#### Requirements:
Look through the entries and report how many lines include the word "JSON". Give the number alone.

#### Records to use:
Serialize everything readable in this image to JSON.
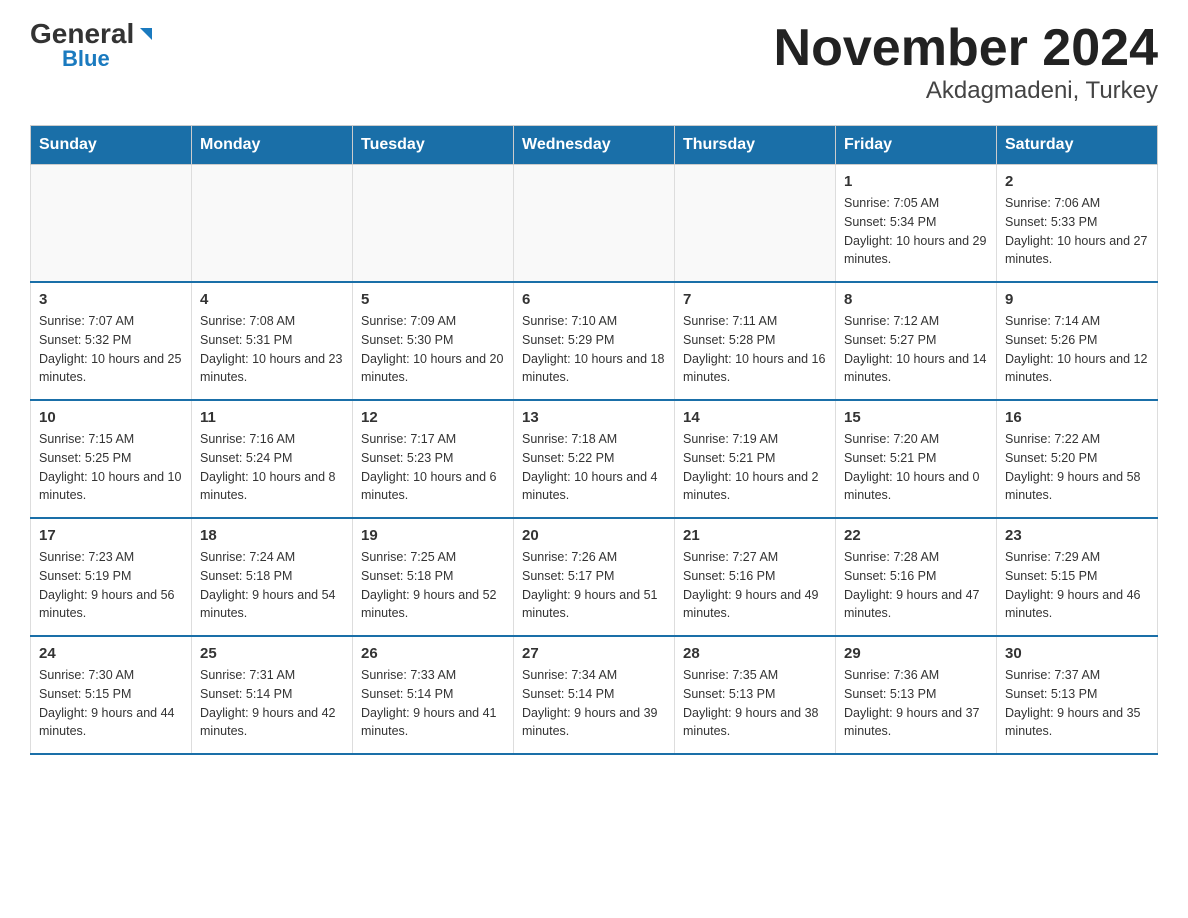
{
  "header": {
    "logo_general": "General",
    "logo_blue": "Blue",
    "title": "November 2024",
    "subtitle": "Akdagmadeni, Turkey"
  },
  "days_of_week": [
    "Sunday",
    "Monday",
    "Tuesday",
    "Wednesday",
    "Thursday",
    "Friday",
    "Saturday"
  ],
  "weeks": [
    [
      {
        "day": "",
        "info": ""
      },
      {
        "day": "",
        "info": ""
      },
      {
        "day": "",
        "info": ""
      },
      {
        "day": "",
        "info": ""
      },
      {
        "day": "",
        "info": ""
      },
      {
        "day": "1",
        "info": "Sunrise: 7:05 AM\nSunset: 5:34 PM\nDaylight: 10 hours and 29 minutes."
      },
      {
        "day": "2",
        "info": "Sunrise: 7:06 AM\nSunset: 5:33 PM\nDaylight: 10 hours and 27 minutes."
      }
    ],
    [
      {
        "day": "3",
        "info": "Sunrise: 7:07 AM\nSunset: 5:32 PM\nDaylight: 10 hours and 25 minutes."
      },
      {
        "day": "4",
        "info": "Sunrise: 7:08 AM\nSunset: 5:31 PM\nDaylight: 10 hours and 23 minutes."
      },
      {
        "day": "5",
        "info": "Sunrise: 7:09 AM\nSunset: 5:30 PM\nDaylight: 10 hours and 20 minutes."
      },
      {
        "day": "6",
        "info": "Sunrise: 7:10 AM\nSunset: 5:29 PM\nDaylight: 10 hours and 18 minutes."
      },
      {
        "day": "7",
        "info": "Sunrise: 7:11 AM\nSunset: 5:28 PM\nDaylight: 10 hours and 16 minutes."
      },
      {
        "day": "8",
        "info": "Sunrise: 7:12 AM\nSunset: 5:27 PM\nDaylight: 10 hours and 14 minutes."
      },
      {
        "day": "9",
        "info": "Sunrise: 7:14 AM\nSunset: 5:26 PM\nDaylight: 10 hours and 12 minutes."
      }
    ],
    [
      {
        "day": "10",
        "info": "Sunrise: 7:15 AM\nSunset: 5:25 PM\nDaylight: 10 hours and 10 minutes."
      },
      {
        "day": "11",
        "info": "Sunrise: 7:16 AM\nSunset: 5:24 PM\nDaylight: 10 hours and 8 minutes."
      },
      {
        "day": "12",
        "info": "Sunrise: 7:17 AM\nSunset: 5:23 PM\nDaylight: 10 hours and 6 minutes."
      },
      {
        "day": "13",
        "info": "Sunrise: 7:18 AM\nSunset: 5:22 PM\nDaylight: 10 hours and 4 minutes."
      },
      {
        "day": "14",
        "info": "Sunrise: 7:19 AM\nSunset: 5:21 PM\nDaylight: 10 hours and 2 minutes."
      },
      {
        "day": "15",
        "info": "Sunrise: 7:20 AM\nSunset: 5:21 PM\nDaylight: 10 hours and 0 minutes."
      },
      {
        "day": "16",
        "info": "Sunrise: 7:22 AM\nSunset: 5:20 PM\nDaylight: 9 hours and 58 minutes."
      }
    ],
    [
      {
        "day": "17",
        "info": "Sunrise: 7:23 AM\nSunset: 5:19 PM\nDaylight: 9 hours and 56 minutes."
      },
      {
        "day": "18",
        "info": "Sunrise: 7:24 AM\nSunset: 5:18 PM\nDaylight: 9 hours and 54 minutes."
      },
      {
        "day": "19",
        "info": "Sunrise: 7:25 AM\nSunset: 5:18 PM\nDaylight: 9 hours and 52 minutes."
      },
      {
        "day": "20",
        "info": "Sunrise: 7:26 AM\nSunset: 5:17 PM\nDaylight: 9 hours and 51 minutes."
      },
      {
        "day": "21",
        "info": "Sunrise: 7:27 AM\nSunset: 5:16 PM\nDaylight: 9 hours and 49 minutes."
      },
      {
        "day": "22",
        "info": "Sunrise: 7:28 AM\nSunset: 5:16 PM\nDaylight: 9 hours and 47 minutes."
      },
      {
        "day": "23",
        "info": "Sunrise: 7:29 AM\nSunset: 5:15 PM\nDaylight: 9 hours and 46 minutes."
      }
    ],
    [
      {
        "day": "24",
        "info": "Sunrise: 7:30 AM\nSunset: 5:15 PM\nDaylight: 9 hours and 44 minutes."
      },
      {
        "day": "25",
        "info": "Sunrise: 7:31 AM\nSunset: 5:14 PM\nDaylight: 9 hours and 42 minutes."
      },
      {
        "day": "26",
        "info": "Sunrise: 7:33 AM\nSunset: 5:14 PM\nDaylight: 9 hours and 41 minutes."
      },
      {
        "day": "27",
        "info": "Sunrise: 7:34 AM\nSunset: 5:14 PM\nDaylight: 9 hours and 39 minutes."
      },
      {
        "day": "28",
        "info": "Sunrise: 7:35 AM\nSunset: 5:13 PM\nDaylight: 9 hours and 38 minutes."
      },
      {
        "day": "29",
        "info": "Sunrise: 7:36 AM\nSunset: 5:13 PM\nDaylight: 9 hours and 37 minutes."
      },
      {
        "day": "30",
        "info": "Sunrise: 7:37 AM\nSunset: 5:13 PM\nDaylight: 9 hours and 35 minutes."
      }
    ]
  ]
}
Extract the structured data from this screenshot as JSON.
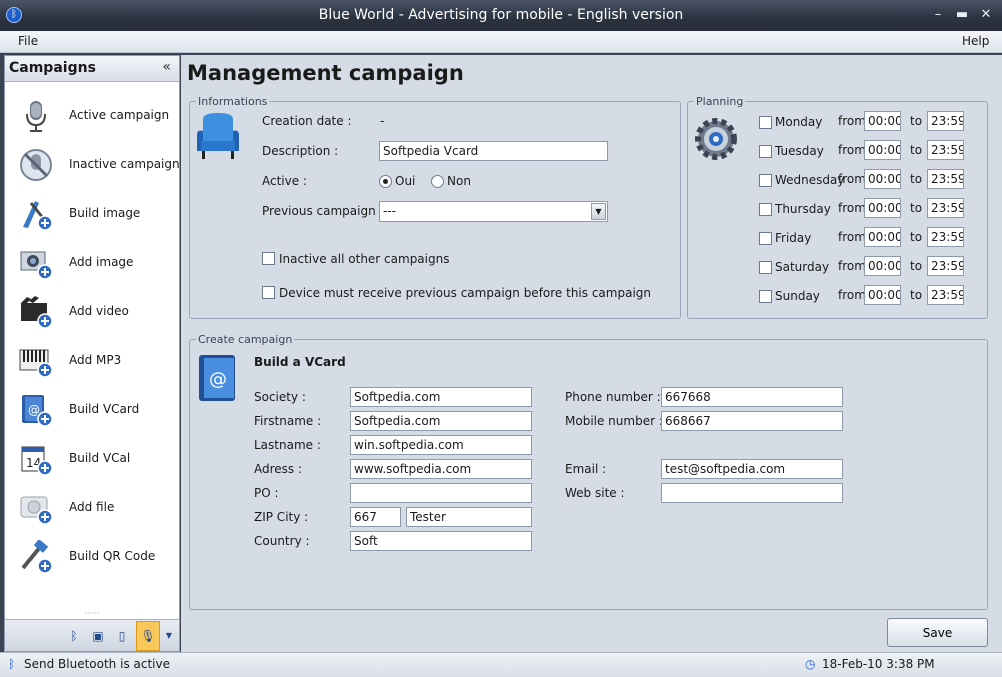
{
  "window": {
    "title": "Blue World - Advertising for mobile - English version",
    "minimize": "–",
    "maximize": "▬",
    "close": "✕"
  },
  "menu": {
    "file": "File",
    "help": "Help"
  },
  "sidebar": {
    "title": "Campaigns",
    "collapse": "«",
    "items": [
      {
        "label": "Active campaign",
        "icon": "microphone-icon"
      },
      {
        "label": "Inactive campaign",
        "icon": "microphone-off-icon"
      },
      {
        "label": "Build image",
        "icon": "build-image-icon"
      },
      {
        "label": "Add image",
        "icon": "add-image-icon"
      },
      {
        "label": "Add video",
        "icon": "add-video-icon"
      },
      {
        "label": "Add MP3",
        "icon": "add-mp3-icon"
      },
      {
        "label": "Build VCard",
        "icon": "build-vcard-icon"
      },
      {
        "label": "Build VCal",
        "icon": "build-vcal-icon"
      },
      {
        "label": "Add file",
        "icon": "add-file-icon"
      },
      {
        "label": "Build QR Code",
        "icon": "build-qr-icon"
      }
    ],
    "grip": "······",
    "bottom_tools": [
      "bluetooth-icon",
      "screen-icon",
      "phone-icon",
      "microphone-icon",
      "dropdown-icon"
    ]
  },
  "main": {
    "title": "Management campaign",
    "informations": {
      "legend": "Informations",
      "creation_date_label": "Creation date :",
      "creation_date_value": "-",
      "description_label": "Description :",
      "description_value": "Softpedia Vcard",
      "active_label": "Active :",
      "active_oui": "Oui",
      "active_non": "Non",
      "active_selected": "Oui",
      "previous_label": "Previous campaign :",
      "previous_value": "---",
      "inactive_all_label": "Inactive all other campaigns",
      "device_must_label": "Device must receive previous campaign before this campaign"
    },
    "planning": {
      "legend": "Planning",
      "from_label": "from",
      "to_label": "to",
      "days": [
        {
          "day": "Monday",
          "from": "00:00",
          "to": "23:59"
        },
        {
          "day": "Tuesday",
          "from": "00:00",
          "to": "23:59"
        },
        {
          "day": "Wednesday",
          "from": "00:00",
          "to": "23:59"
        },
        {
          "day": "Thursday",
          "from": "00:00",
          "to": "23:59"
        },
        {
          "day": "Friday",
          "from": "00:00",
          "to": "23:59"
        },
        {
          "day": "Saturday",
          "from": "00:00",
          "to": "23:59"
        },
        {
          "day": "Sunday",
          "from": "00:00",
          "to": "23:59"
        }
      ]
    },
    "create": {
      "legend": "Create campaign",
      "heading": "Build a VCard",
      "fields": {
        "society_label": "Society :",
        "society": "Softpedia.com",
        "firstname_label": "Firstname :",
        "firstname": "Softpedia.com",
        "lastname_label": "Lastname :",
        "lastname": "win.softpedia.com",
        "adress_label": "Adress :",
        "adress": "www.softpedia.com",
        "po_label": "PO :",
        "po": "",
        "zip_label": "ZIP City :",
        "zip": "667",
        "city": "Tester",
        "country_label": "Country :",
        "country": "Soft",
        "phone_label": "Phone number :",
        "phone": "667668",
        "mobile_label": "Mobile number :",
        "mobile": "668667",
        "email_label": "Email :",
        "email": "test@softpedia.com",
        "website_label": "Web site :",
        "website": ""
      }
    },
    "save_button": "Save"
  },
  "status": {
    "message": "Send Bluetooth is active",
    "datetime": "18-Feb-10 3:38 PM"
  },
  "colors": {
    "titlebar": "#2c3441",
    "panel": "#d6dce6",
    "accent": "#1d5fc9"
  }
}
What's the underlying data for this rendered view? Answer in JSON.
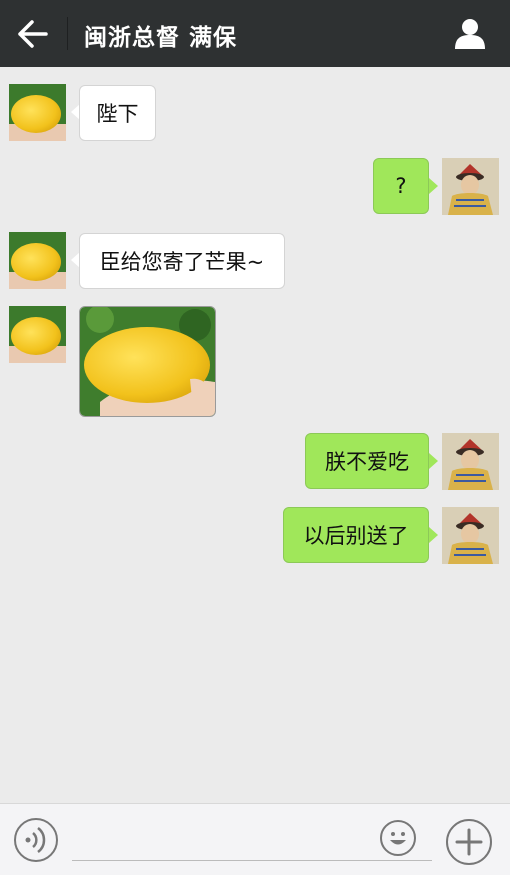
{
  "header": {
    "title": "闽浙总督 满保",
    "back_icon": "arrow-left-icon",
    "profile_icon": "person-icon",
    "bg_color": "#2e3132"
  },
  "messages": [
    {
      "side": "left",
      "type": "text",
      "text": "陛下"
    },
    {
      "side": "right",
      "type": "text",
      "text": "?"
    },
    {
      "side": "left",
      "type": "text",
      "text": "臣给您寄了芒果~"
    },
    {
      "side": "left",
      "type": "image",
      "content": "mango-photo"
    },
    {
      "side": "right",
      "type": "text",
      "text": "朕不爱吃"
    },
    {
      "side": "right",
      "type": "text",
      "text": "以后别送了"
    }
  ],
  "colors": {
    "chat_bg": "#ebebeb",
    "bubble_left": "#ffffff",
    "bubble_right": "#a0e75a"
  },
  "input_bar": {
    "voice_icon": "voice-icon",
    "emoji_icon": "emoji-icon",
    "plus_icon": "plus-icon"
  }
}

#### Finished answer:
3